#### What the task requires
Copy out every line of the data below word for word, without changing anything.
════════════════════
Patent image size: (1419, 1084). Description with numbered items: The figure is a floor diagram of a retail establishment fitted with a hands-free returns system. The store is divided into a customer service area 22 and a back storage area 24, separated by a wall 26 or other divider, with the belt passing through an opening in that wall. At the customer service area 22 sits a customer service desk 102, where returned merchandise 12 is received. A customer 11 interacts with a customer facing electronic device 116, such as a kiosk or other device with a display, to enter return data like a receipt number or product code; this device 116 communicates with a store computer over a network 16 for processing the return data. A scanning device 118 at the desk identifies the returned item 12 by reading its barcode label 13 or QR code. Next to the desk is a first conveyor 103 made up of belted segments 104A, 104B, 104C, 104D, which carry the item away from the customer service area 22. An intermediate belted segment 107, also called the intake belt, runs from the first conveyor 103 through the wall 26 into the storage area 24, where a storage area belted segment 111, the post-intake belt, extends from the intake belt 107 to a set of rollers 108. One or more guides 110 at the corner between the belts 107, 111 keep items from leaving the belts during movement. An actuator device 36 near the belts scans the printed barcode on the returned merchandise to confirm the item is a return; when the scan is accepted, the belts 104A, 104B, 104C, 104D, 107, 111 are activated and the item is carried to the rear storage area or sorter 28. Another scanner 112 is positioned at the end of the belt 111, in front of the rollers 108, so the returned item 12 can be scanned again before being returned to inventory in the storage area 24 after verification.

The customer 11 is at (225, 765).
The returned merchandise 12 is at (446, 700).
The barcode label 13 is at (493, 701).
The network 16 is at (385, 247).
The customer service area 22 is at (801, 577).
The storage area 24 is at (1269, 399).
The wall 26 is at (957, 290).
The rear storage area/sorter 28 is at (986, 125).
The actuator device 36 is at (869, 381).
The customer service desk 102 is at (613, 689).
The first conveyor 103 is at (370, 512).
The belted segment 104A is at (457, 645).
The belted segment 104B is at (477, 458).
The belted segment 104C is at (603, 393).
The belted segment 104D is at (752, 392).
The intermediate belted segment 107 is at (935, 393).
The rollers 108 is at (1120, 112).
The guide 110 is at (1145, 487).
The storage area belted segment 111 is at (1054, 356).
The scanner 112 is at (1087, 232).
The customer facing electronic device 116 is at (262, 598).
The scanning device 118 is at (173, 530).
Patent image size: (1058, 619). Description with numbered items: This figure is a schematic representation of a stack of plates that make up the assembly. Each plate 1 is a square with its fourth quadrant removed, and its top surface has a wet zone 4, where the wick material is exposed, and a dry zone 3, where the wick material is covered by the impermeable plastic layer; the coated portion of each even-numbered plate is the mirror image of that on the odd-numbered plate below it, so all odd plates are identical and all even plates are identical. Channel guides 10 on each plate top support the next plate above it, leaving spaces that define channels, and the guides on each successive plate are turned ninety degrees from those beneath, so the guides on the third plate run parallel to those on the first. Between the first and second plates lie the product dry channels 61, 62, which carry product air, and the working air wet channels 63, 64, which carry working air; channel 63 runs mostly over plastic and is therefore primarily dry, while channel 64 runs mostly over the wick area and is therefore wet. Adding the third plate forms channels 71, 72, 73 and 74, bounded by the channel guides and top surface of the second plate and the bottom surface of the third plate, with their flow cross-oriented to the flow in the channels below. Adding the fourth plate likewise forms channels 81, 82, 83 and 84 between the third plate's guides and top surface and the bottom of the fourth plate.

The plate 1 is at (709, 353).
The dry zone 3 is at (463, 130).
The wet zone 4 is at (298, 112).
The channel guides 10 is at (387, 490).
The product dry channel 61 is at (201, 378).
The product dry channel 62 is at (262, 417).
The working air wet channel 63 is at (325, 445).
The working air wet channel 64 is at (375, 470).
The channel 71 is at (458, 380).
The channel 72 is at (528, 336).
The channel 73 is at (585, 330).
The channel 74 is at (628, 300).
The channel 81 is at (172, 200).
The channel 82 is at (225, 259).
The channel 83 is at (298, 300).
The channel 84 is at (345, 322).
════════════════════
#### Result of the exercise
Patent image size: (1419, 1084). Description with numbered items: The figure is a floor diagram of a retail establishment fitted with a hands-free returns system. The store is divided into a customer service area 22 and a back storage area 24, separated by a wall 26 or other divider, with the belt passing through an opening in that wall. At the customer service area 22 sits a customer service desk 102, where returned merchandise 12 is received. A customer 11 interacts with a customer facing electronic device 116, such as a kiosk or other device with a display, to enter return data like a receipt number or product code; this device 116 communicates with a store computer over a network 16 for processing the return data. A scanning device 118 at the desk identifies the returned item 12 by reading its barcode label 13 or QR code. Next to the desk is a first conveyor 103 made up of belted segments 104A, 104B, 104C, 104D, which carry the item away from the customer service area 22. An intermediate belted segment 107, also called the intake belt, runs from the first conveyor 103 through the wall 26 into the storage area 24, where a storage area belted segment 111, the post-intake belt, extends from the intake belt 107 to a set of rollers 108. One or more guides 110 at the corner between the belts 107, 111 keep items from leaving the belts during movement. An actuator device 36 near the belts scans the printed barcode on the returned merchandise to confirm the item is a return; when the scan is accepted, the belts 104A, 104B, 104C, 104D, 107, 111 are activated and the item is carried to the rear storage area or sorter 28. Another scanner 112 is positioned at the end of the belt 111, in front of the rollers 108, so the returned item 12 can be scanned again before being returned to inventory in the storage area 24 after verification.

The customer 11 is at (225, 765).
The returned merchandise 12 is at (446, 700).
The barcode label 13 is at (493, 701).
The network 16 is at (385, 247).
The customer service area 22 is at (801, 577).
The storage area 24 is at (1269, 399).
The wall 26 is at (957, 290).
The rear storage area/sorter 28 is at (986, 125).
The actuator device 36 is at (869, 381).
The customer service desk 102 is at (613, 689).
The first conveyor 103 is at (370, 512).
The belted segment 104A is at (457, 645).
The belted segment 104B is at (477, 458).
The belted segment 104C is at (603, 393).
The belted segment 104D is at (752, 392).
The intermediate belted segment 107 is at (935, 393).
The rollers 108 is at (1120, 112).
The guide 110 is at (1145, 487).
The storage area belted segment 111 is at (1054, 356).
The scanner 112 is at (1087, 232).
The customer facing electronic device 116 is at (262, 598).
The scanning device 118 is at (173, 530).
Patent image size: (1058, 619). Description with numbered items: This figure is a schematic representation of a stack of plates that make up the assembly. Each plate 1 is a square with its fourth quadrant removed, and its top surface has a wet zone 4, where the wick material is exposed, and a dry zone 3, where the wick material is covered by the impermeable plastic layer; the coated portion of each even-numbered plate is the mirror image of that on the odd-numbered plate below it, so all odd plates are identical and all even plates are identical. Channel guides 10 on each plate top support the next plate above it, leaving spaces that define channels, and the guides on each successive plate are turned ninety degrees from those beneath, so the guides on the third plate run parallel to those on the first. Between the first and second plates lie the product dry channels 61, 62, which carry product air, and the working air wet channels 63, 64, which carry working air; channel 63 runs mostly over plastic and is therefore primarily dry, while channel 64 runs mostly over the wick area and is therefore wet. Adding the third plate forms channels 71, 72, 73 and 74, bounded by the channel guides and top surface of the second plate and the bottom surface of the third plate, with their flow cross-oriented to the flow in the channels below. Adding the fourth plate likewise forms channels 81, 82, 83 and 84 between the third plate's guides and top surface and the bottom of the fourth plate.

The plate 1 is at (709, 353).
The dry zone 3 is at (463, 130).
The wet zone 4 is at (298, 112).
The channel guides 10 is at (387, 490).
The product dry channel 61 is at (201, 378).
The product dry channel 62 is at (262, 417).
The working air wet channel 63 is at (325, 445).
The working air wet channel 64 is at (375, 470).
The channel 71 is at (458, 380).
The channel 72 is at (528, 336).
The channel 73 is at (585, 330).
The channel 74 is at (628, 300).
The channel 81 is at (172, 200).
The channel 82 is at (225, 259).
The channel 83 is at (298, 300).
The channel 84 is at (345, 322).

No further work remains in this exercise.